(Data extracted from a collection)
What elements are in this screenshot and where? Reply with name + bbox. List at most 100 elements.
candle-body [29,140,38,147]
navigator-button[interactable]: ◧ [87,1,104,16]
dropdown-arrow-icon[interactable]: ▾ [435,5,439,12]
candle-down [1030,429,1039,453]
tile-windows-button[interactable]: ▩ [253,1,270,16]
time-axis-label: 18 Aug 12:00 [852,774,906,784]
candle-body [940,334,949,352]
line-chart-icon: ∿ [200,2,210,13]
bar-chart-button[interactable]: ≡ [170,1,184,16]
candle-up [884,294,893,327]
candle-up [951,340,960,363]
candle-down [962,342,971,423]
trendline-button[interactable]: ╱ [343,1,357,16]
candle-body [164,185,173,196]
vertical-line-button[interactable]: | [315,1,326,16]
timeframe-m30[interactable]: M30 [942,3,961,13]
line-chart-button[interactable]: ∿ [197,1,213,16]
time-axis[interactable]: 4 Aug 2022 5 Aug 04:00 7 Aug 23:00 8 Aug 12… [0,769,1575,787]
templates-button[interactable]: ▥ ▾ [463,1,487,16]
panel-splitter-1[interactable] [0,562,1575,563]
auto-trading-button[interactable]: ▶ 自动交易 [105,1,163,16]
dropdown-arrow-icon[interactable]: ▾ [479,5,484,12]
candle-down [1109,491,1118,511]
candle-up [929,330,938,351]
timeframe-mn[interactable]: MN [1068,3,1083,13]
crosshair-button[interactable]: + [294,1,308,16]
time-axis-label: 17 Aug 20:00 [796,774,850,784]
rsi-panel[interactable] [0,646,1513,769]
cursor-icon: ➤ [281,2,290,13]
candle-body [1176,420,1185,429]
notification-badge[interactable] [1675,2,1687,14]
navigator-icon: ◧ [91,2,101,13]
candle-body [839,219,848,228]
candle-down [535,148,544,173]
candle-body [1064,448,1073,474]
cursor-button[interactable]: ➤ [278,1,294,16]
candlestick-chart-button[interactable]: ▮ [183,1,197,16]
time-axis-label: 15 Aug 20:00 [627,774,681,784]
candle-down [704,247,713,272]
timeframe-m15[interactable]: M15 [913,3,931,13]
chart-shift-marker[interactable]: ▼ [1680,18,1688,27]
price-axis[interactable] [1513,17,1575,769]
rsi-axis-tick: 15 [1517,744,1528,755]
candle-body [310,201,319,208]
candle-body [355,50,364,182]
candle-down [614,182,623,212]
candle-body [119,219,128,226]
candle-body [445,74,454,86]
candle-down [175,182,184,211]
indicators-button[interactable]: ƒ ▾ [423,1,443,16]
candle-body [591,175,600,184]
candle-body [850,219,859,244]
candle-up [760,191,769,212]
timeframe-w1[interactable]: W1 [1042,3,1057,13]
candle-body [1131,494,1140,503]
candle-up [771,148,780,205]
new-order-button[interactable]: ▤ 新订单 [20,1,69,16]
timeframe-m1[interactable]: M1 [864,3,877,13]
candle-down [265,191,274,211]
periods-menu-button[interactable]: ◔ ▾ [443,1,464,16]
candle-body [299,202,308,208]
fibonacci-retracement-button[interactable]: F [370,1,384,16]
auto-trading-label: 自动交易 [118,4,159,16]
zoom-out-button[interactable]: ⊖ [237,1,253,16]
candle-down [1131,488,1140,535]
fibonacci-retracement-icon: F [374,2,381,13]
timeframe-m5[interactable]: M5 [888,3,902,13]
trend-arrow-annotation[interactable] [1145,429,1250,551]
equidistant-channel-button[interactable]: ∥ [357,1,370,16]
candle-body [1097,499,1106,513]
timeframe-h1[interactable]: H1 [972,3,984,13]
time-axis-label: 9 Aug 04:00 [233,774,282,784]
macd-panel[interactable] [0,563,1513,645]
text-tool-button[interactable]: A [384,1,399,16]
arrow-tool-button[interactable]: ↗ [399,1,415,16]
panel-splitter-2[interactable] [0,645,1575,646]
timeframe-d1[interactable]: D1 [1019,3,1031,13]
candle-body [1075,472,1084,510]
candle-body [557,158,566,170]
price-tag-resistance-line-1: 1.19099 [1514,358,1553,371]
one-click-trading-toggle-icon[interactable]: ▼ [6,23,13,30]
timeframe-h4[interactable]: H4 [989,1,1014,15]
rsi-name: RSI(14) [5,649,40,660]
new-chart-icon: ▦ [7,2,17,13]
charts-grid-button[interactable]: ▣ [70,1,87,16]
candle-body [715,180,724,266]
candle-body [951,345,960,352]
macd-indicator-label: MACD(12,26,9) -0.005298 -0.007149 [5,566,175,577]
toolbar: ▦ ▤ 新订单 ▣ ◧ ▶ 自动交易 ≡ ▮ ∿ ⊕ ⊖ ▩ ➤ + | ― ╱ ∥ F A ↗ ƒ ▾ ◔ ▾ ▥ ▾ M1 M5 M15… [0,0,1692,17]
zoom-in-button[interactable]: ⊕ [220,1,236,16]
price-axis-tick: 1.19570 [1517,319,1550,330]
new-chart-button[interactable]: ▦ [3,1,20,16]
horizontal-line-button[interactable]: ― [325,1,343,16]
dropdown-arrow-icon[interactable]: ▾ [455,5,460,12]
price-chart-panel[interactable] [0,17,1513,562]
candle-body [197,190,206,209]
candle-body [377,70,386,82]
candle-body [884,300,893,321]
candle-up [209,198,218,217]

(What you have to do):
Write out the items from the very first line down through the line that contains "candle-body [940,334,949,352]", keeping both of those lines.

(Answer to this problem):
What elements are in this screenshot and where? Reply with name + bbox. List at most 100 elements.
candle-body [29,140,38,147]
navigator-button[interactable]: ◧ [87,1,104,16]
dropdown-arrow-icon[interactable]: ▾ [435,5,439,12]
candle-down [1030,429,1039,453]
tile-windows-button[interactable]: ▩ [253,1,270,16]
time-axis-label: 18 Aug 12:00 [852,774,906,784]
candle-body [940,334,949,352]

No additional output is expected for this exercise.